Instructions for the task: From the records below, copy every line that contains the word "description".

Dataset records
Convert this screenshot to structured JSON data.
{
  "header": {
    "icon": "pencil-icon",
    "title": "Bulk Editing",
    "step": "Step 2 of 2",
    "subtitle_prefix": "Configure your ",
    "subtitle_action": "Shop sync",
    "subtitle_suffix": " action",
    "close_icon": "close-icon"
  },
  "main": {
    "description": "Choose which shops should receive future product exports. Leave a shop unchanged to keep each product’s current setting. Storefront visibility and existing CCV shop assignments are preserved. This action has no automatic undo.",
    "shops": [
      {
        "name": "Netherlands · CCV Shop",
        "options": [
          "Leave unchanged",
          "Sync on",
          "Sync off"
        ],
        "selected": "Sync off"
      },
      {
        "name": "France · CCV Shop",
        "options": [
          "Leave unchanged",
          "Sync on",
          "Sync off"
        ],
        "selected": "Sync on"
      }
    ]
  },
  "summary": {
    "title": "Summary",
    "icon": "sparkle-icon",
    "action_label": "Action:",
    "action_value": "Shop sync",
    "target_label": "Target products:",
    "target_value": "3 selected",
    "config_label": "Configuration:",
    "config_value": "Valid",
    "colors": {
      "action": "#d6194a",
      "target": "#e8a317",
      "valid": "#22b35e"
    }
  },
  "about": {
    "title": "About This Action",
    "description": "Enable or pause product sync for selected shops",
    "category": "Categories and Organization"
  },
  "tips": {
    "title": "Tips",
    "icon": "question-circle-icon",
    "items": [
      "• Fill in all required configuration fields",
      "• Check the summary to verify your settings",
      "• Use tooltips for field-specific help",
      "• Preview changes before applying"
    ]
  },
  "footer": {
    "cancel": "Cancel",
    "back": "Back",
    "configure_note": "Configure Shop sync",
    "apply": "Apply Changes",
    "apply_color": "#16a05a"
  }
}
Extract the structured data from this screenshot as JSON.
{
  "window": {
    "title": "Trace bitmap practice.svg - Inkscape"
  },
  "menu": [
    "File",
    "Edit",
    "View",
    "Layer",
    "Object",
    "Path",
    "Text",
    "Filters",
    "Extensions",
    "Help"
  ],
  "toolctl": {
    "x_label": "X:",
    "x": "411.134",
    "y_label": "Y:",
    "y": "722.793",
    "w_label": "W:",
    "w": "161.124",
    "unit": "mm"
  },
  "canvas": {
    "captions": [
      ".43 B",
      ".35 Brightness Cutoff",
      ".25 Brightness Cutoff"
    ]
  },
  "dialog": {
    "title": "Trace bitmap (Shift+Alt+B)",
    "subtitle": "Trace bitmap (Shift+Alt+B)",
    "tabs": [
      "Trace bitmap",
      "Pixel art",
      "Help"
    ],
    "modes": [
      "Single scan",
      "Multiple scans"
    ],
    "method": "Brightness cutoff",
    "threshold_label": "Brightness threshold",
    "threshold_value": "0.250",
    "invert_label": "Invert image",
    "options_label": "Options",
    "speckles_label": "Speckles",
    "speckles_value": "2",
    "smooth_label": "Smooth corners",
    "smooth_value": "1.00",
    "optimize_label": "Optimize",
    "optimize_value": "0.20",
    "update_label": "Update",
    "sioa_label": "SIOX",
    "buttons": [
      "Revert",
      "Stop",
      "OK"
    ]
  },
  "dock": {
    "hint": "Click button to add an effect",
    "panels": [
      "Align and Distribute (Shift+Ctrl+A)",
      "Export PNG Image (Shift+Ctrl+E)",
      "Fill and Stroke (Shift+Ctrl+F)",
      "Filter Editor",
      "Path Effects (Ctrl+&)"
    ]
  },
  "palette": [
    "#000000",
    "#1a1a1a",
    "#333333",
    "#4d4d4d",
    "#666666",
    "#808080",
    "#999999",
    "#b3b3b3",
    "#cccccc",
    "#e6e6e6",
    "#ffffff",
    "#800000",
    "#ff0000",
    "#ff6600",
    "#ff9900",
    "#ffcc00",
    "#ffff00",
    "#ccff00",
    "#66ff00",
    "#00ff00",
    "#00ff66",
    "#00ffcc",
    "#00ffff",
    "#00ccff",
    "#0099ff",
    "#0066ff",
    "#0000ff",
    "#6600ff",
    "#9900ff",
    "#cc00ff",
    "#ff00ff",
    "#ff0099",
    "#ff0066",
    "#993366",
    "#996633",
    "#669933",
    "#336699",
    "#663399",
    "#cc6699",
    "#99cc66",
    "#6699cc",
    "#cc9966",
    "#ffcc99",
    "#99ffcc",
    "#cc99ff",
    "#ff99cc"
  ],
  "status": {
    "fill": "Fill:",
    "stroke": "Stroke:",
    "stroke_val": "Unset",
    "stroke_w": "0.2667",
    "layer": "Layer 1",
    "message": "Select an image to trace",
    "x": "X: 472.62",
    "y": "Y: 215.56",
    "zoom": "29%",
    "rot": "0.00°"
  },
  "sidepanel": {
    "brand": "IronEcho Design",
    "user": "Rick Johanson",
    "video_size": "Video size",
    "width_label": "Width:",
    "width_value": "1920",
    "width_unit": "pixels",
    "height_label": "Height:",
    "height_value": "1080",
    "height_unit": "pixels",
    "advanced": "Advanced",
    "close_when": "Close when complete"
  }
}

Problem solution:
    "description": "Choose which shops should receive future product exports. Leave a shop unchanged to keep each product’s current setting. Storefront visibility and existing CCV shop assignments are preserved. This action has no automatic undo.",
    "description": "Enable or pause product sync for selected shops",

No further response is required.